'''
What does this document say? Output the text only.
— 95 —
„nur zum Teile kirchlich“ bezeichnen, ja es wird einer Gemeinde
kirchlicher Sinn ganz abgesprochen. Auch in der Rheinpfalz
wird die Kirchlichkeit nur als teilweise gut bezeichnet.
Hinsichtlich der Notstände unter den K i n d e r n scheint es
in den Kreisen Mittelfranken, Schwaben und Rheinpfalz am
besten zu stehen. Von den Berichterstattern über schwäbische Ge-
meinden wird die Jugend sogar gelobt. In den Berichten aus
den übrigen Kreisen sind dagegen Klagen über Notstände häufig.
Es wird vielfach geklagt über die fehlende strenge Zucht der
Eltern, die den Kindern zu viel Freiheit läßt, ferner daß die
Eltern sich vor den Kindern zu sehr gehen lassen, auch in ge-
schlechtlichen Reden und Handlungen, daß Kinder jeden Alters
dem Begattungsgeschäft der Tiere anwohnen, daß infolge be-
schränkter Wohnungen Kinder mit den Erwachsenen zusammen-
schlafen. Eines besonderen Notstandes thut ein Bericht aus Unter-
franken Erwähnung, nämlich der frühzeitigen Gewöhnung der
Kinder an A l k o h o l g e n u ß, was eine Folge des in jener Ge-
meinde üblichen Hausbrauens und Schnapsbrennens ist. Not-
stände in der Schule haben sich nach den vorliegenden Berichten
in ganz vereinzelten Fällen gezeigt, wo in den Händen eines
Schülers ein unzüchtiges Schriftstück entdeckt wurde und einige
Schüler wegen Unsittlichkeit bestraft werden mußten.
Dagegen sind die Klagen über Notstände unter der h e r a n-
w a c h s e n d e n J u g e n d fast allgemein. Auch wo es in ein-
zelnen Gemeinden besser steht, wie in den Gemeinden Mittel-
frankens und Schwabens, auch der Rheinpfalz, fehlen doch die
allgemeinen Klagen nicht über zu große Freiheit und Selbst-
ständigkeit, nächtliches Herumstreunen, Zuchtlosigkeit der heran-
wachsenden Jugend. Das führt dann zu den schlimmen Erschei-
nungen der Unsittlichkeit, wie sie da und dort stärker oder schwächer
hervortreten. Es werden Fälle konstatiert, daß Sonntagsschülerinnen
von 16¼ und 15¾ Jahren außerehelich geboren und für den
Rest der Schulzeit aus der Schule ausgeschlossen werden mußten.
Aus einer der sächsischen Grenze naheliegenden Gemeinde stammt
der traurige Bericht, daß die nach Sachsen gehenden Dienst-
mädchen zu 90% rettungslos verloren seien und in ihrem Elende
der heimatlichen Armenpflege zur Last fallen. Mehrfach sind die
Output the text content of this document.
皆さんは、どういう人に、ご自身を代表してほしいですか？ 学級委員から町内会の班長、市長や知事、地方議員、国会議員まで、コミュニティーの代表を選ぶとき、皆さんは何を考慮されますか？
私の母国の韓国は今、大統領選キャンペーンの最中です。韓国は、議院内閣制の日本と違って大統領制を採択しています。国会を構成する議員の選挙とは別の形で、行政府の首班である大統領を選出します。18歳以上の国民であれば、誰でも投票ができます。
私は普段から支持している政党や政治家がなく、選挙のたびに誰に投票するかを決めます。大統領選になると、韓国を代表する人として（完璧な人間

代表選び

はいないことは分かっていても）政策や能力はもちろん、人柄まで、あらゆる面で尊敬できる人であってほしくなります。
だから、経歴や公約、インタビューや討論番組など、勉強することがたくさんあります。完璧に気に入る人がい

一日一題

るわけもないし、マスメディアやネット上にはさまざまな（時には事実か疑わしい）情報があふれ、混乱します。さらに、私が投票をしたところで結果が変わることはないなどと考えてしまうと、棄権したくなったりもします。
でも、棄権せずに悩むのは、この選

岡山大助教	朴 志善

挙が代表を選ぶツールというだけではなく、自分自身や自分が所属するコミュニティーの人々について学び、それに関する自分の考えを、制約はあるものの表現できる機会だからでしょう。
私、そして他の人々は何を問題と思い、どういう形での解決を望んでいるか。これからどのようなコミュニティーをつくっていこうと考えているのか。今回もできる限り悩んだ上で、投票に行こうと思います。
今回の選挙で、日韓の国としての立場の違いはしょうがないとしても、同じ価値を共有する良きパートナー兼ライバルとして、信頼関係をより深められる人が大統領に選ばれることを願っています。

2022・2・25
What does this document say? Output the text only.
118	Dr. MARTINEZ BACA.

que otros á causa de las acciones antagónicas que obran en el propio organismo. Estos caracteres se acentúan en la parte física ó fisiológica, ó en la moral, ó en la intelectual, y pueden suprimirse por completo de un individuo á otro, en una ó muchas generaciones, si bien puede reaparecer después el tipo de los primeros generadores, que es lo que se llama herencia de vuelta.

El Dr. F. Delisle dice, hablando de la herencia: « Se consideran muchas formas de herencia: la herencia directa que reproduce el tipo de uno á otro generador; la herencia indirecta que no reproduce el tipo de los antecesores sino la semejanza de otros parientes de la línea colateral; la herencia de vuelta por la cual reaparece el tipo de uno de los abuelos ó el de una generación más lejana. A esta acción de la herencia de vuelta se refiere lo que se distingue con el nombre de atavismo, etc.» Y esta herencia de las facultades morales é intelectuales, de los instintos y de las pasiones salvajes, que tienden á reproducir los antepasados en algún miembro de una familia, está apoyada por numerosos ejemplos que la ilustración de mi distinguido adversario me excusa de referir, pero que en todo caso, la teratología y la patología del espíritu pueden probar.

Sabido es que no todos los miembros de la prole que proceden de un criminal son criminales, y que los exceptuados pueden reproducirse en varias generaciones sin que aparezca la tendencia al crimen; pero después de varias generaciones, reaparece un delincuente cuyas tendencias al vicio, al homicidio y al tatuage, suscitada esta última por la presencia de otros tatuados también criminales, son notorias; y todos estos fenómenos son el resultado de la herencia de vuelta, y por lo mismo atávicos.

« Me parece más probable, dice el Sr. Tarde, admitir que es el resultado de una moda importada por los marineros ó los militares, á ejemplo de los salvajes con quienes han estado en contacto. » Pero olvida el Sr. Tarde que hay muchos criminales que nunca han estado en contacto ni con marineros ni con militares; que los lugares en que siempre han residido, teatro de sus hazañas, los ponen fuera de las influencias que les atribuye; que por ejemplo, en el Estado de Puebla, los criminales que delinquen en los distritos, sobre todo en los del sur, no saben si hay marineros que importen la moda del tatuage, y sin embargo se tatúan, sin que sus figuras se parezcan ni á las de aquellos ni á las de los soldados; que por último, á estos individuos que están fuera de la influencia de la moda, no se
'''
▶ _Exercise requirements_:
Considering only the records above, state the number of lines that include the word "werden", with nothing added.

▶ _Correct output_:
3